▼

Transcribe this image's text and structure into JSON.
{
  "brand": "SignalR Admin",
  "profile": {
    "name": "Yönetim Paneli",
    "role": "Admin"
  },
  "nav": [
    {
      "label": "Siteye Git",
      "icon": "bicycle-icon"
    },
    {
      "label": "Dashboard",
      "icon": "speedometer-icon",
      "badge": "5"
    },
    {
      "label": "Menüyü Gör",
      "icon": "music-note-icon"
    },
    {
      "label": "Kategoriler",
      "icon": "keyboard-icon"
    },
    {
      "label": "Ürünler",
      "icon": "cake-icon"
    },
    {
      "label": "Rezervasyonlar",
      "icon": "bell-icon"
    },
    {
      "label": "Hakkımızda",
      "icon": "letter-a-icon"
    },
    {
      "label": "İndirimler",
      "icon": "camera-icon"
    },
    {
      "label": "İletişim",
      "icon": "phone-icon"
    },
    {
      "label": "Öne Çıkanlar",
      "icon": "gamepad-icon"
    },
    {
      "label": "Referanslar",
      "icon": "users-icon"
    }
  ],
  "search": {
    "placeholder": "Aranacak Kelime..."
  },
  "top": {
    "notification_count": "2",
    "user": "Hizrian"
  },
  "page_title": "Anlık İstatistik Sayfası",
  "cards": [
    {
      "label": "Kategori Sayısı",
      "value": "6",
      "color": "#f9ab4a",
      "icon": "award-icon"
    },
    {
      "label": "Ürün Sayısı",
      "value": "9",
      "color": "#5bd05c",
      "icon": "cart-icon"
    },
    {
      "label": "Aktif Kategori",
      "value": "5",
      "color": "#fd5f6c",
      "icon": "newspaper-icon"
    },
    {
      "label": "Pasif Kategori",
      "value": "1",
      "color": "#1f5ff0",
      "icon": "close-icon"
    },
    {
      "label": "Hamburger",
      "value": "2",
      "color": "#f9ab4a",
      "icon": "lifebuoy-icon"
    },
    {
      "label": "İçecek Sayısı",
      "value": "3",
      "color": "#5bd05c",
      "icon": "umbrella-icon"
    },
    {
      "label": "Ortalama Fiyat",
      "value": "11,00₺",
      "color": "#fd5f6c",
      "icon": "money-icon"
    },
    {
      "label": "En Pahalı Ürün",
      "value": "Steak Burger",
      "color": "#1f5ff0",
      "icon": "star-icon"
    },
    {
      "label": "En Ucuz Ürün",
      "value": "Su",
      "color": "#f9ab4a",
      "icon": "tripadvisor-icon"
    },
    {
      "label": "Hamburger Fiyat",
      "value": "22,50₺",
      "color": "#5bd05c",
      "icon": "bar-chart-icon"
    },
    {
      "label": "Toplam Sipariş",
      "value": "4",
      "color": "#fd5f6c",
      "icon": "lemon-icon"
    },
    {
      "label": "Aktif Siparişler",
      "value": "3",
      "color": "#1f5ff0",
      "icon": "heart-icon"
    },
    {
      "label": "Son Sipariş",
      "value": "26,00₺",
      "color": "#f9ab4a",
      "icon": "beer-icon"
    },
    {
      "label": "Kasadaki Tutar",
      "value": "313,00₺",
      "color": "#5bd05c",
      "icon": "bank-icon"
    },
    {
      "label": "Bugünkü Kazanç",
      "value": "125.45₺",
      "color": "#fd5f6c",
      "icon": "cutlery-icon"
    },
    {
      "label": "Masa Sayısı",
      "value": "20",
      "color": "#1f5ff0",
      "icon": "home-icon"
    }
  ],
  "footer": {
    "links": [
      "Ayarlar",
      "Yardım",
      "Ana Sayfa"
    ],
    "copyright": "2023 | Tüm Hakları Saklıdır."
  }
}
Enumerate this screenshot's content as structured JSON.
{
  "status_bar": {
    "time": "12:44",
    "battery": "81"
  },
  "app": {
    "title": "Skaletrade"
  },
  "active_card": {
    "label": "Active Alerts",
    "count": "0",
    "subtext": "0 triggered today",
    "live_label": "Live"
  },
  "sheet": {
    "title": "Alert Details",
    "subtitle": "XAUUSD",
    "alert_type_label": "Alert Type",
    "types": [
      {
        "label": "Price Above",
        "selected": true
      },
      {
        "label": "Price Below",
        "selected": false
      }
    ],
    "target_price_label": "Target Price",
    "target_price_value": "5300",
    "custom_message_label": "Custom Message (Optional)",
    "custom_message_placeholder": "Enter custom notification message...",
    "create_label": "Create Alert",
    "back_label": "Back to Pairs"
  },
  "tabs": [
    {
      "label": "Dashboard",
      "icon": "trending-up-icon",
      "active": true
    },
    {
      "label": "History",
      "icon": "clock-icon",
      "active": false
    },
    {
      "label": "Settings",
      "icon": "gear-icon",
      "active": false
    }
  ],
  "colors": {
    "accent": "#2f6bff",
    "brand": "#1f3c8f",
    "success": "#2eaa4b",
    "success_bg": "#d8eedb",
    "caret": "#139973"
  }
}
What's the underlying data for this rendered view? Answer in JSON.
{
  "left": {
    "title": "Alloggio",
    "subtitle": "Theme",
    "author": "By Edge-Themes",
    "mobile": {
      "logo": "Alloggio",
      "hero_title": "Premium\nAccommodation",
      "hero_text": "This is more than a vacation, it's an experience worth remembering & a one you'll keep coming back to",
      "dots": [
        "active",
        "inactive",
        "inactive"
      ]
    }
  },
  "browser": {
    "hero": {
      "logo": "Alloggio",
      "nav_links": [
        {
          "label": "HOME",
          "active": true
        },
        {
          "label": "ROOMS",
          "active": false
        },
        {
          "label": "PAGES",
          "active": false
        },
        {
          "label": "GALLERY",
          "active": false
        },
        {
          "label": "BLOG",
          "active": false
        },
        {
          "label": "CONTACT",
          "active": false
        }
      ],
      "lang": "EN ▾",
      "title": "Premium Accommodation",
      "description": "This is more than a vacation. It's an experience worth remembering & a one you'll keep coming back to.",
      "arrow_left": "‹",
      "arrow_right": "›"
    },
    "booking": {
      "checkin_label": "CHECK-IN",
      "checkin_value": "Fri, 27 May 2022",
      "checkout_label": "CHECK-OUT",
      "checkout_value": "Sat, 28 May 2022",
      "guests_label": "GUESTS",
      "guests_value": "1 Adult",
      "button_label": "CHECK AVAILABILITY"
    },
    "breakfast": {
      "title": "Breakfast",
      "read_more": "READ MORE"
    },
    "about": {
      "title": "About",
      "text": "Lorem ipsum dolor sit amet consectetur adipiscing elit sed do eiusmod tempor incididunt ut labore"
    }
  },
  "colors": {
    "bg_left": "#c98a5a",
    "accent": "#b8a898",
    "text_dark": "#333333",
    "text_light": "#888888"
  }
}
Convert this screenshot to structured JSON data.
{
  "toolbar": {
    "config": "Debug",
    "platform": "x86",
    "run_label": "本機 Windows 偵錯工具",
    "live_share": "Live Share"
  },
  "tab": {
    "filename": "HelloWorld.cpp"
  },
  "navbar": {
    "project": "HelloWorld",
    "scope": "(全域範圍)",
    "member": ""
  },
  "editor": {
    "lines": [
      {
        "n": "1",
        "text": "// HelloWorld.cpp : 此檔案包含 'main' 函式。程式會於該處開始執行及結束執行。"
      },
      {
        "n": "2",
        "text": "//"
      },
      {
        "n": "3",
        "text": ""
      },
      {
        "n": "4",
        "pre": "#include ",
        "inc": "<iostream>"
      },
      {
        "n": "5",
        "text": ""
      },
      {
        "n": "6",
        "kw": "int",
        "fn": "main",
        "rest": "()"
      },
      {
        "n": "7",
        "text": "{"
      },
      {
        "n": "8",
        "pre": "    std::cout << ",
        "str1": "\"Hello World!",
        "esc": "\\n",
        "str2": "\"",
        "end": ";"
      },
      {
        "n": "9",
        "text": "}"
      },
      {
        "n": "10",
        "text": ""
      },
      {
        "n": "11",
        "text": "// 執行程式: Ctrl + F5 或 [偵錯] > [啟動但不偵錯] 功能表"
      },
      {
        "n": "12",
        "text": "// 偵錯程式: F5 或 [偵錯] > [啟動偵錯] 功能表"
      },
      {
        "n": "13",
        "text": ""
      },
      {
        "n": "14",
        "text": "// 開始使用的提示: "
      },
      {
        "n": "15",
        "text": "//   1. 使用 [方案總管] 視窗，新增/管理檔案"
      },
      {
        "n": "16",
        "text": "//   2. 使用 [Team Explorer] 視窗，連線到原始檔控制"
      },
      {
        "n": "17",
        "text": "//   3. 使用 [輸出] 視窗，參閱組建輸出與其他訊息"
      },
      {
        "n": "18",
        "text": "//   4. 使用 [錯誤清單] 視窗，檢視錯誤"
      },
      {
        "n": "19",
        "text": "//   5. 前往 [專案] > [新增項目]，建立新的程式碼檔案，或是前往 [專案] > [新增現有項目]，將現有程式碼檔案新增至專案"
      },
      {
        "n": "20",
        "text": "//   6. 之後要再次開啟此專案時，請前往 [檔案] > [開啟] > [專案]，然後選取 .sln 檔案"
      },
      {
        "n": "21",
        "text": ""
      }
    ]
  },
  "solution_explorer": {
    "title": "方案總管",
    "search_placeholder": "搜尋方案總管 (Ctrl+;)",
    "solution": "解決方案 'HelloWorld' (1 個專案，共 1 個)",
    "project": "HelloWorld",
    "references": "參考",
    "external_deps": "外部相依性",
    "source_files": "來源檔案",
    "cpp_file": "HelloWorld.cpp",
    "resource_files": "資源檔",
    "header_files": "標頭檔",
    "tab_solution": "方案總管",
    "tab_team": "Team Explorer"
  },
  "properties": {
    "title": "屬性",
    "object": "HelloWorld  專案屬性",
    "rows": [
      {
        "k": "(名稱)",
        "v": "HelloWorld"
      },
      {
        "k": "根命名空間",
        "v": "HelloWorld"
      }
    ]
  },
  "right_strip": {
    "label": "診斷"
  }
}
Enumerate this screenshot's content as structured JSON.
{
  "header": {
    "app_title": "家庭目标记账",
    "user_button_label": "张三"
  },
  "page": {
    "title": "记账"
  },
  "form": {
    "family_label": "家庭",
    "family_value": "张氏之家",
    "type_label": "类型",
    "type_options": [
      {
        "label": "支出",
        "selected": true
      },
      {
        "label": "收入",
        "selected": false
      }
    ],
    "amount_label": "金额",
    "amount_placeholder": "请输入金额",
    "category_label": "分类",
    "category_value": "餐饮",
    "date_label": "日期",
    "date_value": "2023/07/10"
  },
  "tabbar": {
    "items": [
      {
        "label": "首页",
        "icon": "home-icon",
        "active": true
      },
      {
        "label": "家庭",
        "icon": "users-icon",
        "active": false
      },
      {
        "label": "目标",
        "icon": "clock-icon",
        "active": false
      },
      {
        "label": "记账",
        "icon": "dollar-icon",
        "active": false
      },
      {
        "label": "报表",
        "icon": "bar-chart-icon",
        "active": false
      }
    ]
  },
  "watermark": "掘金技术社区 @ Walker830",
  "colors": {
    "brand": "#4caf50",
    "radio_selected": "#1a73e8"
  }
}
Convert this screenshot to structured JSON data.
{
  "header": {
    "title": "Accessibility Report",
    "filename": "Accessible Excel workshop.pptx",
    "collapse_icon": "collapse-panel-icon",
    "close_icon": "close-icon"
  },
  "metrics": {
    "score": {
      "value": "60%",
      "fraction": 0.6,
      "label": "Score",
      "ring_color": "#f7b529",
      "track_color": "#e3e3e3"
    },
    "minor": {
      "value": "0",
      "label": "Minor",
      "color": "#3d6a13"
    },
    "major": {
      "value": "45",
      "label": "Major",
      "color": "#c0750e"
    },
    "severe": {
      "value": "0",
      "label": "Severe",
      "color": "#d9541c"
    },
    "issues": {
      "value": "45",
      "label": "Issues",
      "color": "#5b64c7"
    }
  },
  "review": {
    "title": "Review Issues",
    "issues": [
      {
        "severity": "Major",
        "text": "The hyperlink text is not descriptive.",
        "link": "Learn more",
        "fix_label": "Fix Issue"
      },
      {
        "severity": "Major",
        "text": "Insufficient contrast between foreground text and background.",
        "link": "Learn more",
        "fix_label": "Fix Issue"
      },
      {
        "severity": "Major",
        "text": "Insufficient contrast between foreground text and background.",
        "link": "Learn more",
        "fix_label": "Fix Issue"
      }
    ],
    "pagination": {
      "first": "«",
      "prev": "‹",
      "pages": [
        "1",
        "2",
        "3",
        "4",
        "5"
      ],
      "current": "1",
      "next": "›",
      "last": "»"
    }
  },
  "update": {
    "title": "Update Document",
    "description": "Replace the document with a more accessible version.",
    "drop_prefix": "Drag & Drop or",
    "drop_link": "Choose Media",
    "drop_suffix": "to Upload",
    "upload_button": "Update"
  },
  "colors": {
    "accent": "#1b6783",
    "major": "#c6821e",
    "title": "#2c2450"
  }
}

▲

*Task requirements*
Look above for lines with the word "worth" and copy them all.

*The completed task*
      "hero_text": "This is more than a vacation, it's an experience worth remembering & a one you'll keep coming back to",
      "description": "This is more than a vacation. It's an experience worth remembering & a one you'll keep coming back to.",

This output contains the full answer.